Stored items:
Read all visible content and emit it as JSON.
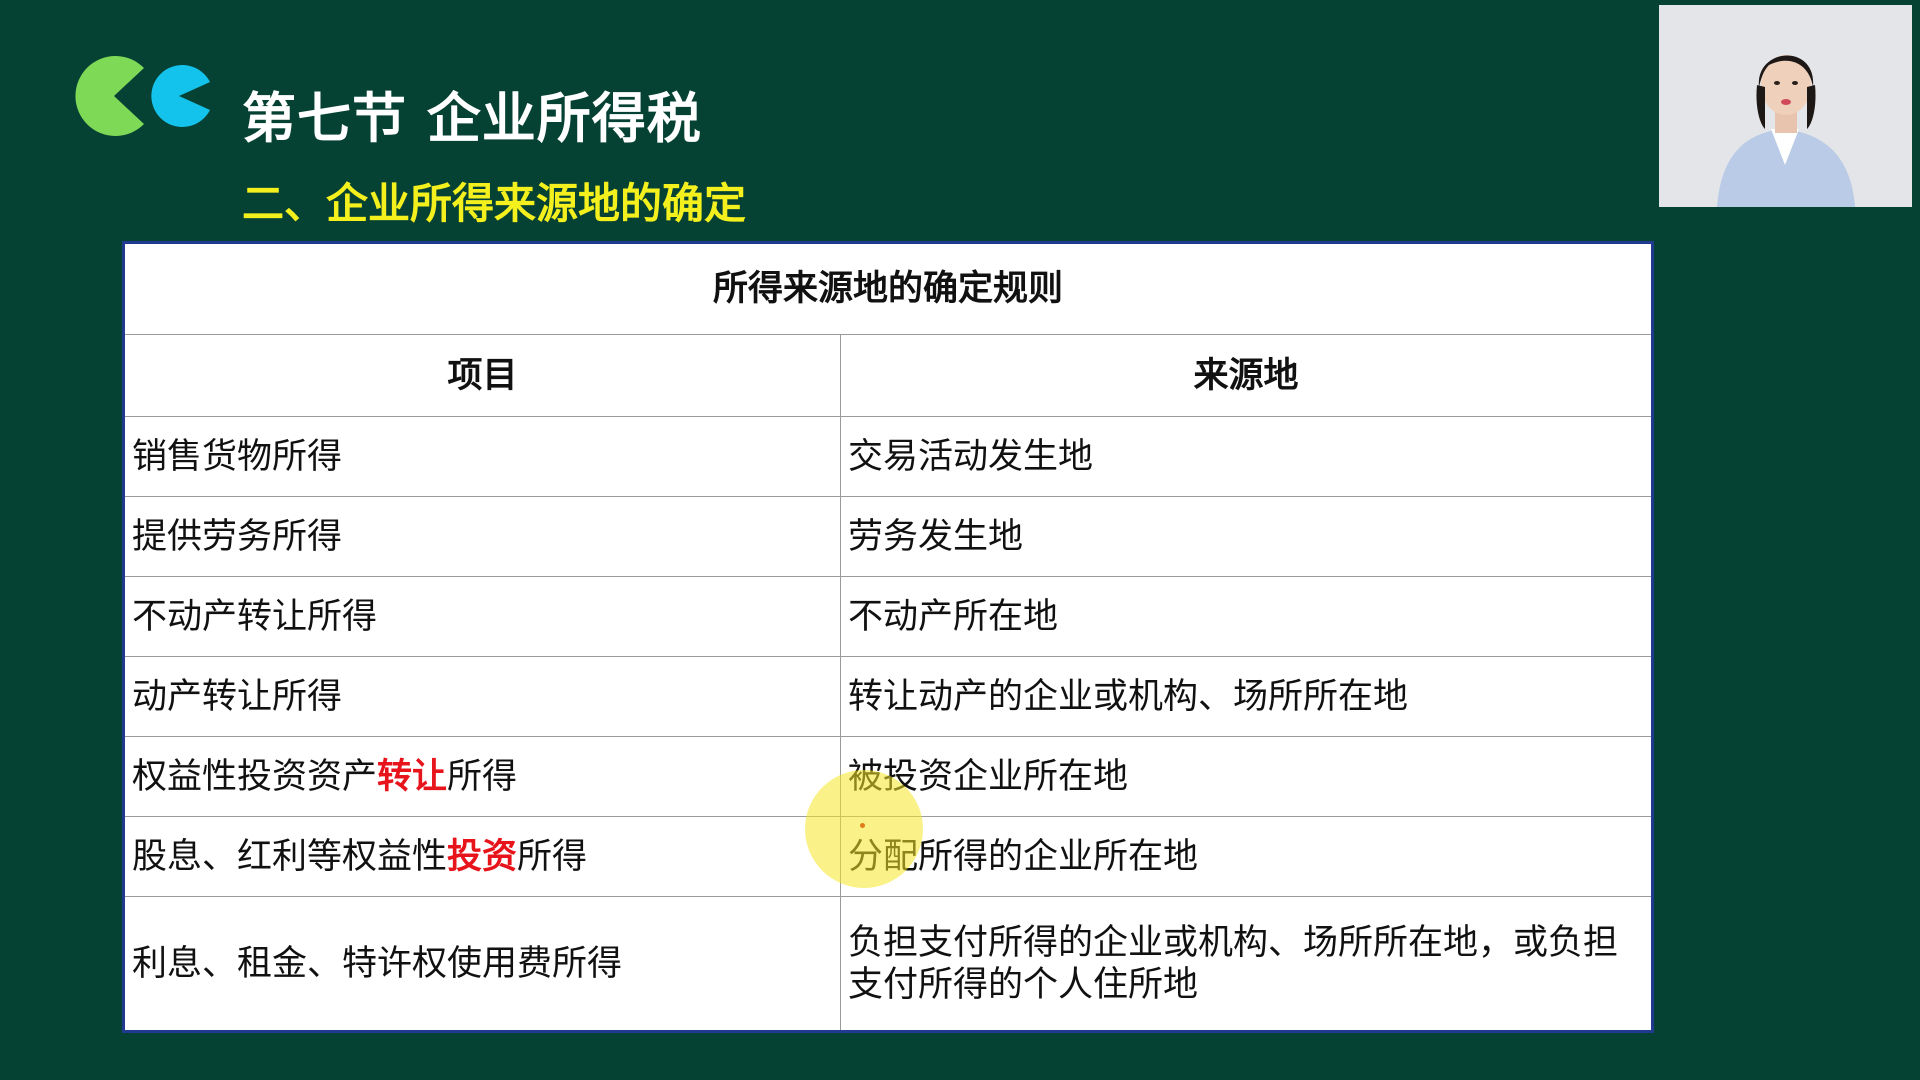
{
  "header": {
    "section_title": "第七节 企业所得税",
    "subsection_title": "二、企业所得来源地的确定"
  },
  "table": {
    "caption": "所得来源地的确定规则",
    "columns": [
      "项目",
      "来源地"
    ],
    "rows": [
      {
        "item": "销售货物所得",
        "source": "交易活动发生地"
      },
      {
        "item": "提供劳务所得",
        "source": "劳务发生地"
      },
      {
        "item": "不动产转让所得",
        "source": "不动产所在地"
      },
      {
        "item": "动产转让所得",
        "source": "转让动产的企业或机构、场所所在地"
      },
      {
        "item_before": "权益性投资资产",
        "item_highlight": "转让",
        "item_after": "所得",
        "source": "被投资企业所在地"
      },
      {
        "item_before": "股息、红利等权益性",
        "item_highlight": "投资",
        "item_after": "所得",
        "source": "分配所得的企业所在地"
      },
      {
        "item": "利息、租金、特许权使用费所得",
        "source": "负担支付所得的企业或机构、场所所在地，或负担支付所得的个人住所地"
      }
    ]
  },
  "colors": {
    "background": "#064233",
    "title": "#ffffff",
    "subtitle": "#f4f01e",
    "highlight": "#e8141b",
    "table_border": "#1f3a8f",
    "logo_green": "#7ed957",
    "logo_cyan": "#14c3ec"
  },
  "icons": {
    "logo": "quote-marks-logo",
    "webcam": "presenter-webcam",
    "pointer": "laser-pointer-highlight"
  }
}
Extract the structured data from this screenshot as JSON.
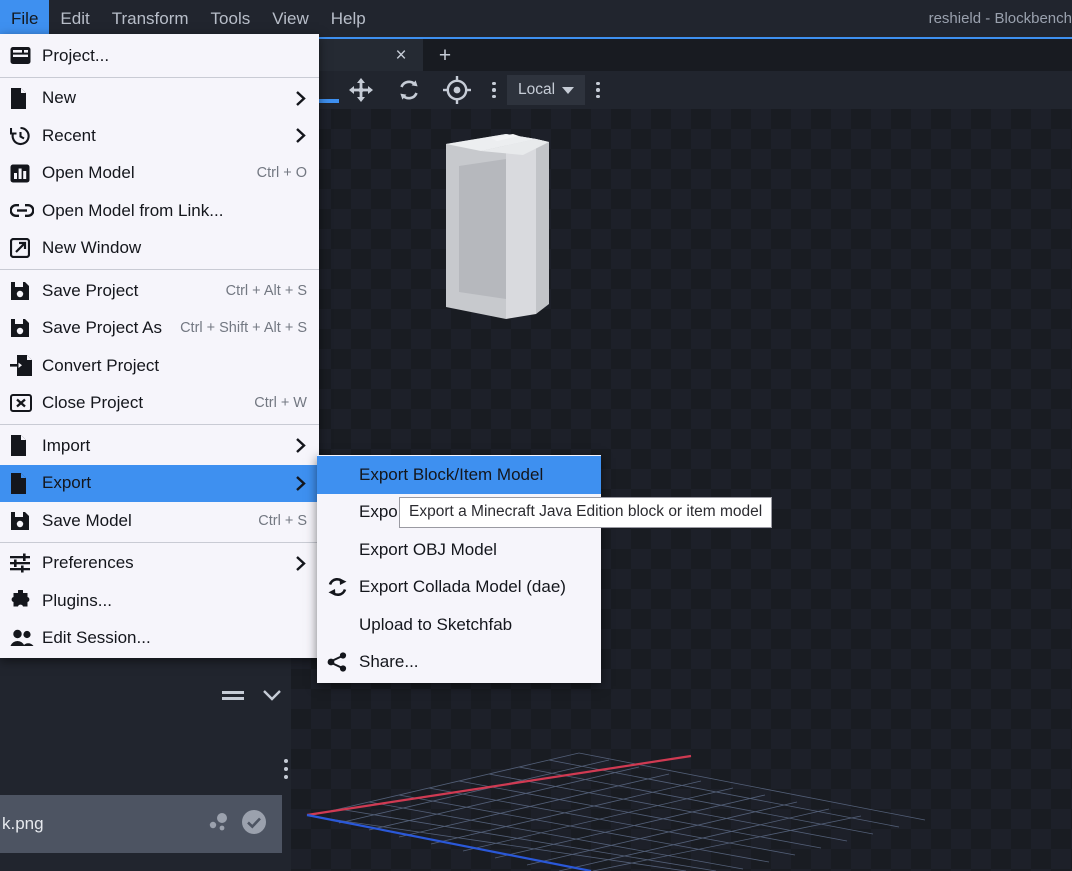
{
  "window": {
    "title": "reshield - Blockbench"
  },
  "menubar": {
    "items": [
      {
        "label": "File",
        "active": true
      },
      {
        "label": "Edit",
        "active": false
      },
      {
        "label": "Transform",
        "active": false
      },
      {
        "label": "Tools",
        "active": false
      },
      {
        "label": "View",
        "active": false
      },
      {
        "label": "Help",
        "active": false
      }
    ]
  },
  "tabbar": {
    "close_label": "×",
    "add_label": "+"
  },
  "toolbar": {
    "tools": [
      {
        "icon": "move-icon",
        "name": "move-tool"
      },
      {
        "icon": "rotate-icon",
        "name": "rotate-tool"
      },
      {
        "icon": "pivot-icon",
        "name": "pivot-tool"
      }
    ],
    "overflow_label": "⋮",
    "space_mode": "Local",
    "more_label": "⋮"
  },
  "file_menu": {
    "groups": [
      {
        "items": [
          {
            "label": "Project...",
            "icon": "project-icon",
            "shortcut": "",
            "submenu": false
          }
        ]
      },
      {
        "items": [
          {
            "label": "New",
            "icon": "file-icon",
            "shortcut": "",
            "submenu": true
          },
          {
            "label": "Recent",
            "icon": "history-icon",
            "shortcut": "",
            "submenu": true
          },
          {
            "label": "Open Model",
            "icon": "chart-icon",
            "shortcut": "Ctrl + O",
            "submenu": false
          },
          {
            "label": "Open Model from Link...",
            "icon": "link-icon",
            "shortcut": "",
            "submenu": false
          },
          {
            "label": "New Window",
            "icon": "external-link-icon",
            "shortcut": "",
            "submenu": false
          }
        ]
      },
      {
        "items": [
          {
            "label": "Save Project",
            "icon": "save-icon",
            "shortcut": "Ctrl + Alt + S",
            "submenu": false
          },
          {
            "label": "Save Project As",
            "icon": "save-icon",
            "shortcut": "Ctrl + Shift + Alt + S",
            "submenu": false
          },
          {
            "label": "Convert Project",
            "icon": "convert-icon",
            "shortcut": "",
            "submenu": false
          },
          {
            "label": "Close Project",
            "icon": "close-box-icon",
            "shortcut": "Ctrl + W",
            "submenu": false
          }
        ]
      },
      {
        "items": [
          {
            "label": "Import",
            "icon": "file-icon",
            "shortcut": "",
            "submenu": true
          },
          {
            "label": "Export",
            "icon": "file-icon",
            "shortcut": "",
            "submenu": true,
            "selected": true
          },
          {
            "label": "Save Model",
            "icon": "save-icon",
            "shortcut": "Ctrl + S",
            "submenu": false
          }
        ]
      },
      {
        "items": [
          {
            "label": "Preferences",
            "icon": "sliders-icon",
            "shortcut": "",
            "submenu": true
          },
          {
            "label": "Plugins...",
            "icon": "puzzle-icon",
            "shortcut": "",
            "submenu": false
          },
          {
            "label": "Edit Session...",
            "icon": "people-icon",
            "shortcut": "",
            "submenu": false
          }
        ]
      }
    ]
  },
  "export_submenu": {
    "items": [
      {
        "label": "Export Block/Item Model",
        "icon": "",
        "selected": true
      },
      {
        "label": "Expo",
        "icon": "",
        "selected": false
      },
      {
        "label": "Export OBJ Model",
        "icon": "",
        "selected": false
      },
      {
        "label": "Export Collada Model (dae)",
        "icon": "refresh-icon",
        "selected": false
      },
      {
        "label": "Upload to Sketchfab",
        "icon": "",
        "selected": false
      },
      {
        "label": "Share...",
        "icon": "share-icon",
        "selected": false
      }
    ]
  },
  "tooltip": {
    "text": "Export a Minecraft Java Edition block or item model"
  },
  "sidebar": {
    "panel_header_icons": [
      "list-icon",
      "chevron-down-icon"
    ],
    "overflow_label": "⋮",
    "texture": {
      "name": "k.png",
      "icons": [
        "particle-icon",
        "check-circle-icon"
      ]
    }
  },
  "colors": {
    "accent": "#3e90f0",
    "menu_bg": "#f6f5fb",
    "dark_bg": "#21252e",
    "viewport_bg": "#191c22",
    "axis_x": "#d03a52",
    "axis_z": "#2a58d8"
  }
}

Instructions for the task: Point out every line holding the string "场所所在地" and copy it.

Task result:
        "source": "转让动产的企业或机构、场所所在地"
        "source": "负担支付所得的企业或机构、场所所在地，或负担支付所得的个人住所地"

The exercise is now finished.